• [OBJECTIVE]:
Copy the article about the Torso Killer confessions word for word, from its first sentence to its last.
[DOCUMENT SEGMENT start]
An elderly serial killer who is imprisoned in New Jersey for murdering six women has reportedly confessed to strangling three teen girls in the late ’60s.
Richard Cottingham, 74, is serving a 200-year sentence for killing six in New York and New Jersey between 1967 and 1980. On Friday, officials with the Bergen County Prosecutor’s Office told the New York Post that Cottingham murdered an additional three victims — Irene Blase, 18; Denise Falasca, 15; and Jacalyn Harp, 13 — between 1968 and 1969.
Cottingham has been imprisoned since 1981, a year after he was arrested in a Hasbrouck Heights motel room with a would-be victim whose screams alerted staff. While Cottingham was convicted for six murders, NJ Advance Media reports that he boasted about committing 85 to 100 slayings.
Cottingham received the moniker “Torso Killer” for desecrating his victims’ bodies by severing their limbs, heads, and breasts.
In 2010, a Bergen County court convicted Cottingham for the 1967 slaying of Nancy Schiava Vogel, 29. Vogel was found strangled, naked, and bound in her car parked in Ridgefield Park.
Cottingham was also found guilty for killing Jacalyn Harp, 13, in 1968. The teen was walking home from band practice and had rebuffed Cottingham’s demands to get in his car when he dragged her into some bushes and strangled her.
[DOCUMENT SEGMENT end]
[DATASET EXCERPTS start]
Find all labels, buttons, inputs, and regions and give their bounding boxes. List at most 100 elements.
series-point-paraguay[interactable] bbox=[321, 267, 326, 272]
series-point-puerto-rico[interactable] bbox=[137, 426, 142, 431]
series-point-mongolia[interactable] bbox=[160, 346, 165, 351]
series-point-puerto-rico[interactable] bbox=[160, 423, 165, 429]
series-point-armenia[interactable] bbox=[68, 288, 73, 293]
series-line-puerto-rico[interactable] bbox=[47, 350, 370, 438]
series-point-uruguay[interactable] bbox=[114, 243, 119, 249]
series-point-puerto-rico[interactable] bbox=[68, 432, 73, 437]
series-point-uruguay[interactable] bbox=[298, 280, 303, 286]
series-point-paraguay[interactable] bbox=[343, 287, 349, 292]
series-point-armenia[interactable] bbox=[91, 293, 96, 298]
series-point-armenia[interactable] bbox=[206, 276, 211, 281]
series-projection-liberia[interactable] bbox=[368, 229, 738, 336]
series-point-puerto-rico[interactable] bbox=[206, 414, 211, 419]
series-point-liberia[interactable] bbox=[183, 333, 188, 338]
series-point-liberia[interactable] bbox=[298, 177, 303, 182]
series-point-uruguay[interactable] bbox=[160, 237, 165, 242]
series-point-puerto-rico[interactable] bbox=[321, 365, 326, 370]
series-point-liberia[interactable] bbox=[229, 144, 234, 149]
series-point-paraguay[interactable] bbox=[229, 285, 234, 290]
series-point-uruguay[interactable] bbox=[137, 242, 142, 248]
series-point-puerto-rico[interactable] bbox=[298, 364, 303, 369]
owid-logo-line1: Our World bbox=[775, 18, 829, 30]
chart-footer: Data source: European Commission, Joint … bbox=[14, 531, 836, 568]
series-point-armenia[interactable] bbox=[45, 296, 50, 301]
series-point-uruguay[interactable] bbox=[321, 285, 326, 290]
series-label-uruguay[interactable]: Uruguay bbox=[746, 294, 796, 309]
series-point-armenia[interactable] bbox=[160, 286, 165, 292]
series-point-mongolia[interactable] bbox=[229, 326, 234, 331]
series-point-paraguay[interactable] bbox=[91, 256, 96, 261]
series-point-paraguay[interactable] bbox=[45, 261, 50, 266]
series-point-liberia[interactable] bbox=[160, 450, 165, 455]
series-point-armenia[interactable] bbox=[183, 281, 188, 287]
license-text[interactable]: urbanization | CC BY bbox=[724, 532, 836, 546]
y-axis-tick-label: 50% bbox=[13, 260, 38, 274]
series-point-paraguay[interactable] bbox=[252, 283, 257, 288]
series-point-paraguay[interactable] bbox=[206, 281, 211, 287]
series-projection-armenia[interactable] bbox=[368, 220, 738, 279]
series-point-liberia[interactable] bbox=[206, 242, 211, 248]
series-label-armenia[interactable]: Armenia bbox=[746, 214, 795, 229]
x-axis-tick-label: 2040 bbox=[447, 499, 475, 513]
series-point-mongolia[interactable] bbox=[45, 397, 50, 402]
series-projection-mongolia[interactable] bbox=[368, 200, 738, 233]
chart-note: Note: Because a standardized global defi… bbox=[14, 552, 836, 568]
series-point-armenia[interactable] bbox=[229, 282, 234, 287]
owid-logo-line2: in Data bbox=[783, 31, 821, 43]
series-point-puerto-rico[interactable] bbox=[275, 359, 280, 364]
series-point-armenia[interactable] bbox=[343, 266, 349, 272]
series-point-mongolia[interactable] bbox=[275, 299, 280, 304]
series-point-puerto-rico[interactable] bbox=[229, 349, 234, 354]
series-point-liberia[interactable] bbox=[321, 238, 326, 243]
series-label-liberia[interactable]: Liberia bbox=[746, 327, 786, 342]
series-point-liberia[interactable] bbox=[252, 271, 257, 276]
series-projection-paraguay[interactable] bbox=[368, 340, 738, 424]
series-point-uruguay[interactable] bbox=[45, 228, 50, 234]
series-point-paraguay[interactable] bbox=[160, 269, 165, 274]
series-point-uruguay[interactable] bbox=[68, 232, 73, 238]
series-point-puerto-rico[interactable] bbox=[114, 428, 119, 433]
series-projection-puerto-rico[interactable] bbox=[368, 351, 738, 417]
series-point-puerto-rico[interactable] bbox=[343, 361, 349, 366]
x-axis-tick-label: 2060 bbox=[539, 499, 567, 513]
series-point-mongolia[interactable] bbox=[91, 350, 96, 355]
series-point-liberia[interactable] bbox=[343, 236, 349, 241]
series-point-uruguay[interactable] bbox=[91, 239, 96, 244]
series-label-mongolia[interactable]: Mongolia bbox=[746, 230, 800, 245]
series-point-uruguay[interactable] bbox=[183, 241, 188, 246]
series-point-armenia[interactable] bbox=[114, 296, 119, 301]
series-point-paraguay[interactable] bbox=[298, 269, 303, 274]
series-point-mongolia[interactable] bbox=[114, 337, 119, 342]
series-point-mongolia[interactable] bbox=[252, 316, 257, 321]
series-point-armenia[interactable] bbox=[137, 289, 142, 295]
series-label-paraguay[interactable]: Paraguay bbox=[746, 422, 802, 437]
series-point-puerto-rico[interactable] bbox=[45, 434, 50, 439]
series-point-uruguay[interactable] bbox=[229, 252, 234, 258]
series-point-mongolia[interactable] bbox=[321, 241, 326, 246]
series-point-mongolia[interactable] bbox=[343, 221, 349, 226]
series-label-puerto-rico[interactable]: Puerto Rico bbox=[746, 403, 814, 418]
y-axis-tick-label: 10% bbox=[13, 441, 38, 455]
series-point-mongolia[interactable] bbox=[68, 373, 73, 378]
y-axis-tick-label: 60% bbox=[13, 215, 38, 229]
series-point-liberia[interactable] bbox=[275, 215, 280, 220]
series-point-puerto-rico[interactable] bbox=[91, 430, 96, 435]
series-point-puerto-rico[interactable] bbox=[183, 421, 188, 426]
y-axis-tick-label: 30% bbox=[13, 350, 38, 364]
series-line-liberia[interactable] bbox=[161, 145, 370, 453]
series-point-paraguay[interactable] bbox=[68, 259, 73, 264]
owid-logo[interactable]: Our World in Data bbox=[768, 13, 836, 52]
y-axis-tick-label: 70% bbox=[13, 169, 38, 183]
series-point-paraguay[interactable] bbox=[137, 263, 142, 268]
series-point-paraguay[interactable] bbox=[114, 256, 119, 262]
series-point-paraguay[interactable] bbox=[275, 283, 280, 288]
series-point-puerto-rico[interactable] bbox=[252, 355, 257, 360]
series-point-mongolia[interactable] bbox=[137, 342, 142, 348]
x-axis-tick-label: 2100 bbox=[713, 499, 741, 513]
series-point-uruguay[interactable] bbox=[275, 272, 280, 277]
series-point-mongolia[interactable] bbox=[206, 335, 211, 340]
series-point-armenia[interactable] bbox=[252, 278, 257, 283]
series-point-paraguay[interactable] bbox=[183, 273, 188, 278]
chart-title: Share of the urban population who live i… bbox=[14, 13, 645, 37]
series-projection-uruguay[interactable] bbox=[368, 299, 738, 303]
[DATASET EXCERPTS end]
• [WRITTEN REPLY]:
An elderly serial killer who is imprisoned in New Jersey for murdering six women has reportedly confessed to strangling three teen girls in the late ’60s.
Richard Cottingham, 74, is serving a 200-year sentence for killing six in New York and New Jersey between 1967 and 1980. On Friday, officials with the Bergen County Prosecutor’s Office told the New York Post that Cottingham murdered an additional three victims — Irene Blase, 18; Denise Falasca, 15; and Jacalyn Harp, 13 — between 1968 and 1969.
Cottingham has been imprisoned since 1981, a year after he was arrested in a Hasbrouck Heights motel room with a would-be victim whose screams alerted staff. While Cottingham was convicted for six murders, NJ Advance Media reports that he boasted about committing 85 to 100 slayings.
Cottingham received the moniker “Torso Killer” for desecrating his victims’ bodies by severing their limbs, heads, and breasts.
In 2010, a Bergen County court convicted Cottingham for the 1967 slaying of Nancy Schiava Vogel, 29. Vogel was found strangled, naked, and bound in her car parked in Ridgefield Park.
Cottingham was also found guilty for killing Jacalyn Harp, 13, in 1968. The teen was walking home from band practice and had rebuffed Cottingham’s demands to get in his car when he dragged her into some bushes and strangled her.